START Extracted records

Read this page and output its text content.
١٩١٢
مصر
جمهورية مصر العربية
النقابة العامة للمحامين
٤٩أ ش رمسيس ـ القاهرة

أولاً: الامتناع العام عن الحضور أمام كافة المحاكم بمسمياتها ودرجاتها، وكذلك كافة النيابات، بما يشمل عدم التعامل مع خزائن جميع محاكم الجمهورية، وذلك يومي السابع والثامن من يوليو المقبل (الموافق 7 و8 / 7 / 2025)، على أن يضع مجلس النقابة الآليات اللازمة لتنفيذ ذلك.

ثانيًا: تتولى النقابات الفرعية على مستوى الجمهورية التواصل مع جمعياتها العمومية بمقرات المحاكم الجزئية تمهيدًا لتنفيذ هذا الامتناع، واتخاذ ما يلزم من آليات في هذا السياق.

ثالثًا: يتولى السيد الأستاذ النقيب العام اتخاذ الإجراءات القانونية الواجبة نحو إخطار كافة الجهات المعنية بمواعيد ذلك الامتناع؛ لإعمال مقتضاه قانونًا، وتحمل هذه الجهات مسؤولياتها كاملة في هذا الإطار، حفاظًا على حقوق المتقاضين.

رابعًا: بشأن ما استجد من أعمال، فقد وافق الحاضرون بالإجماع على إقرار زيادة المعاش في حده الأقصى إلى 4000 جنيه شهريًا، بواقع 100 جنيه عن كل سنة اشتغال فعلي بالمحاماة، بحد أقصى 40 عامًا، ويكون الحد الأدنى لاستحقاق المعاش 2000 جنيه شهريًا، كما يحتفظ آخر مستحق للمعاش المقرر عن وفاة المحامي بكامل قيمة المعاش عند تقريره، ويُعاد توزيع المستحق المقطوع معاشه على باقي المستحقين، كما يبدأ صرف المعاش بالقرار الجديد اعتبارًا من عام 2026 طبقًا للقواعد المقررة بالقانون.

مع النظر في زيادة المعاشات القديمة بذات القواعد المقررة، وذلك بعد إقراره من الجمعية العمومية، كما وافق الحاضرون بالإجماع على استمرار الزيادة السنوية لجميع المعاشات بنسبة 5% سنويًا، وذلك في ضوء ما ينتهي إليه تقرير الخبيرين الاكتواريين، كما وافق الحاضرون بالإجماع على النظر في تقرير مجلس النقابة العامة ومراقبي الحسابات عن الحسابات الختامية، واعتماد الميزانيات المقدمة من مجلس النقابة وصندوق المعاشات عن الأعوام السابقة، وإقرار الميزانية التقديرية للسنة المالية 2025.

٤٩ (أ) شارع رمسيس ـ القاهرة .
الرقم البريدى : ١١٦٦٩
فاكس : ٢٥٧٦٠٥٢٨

END Extracted records

(Direction)
Copy each line of the listing in which the word "لتنفيذ" can be found.

(The output)
أولاً: الامتناع العام عن الحضور أمام كافة المحاكم بمسمياتها ودرجاتها، وكذلك كافة النيابات، بما يشمل عدم التعامل مع خزائن جميع محاكم الجمهورية، وذلك يومي السابع والثامن من يوليو المقبل (الموافق 7 و8 / 7 / 2025)، على أن يضع مجلس النقابة الآليات اللازمة لتنفيذ ذلك.
ثانيًا: تتولى النقابات الفرعية على مستوى الجمهورية التواصل مع جمعياتها العمومية بمقرات المحاكم الجزئية تمهيدًا لتنفيذ هذا الامتناع، واتخاذ ما يلزم من آليات في هذا السياق.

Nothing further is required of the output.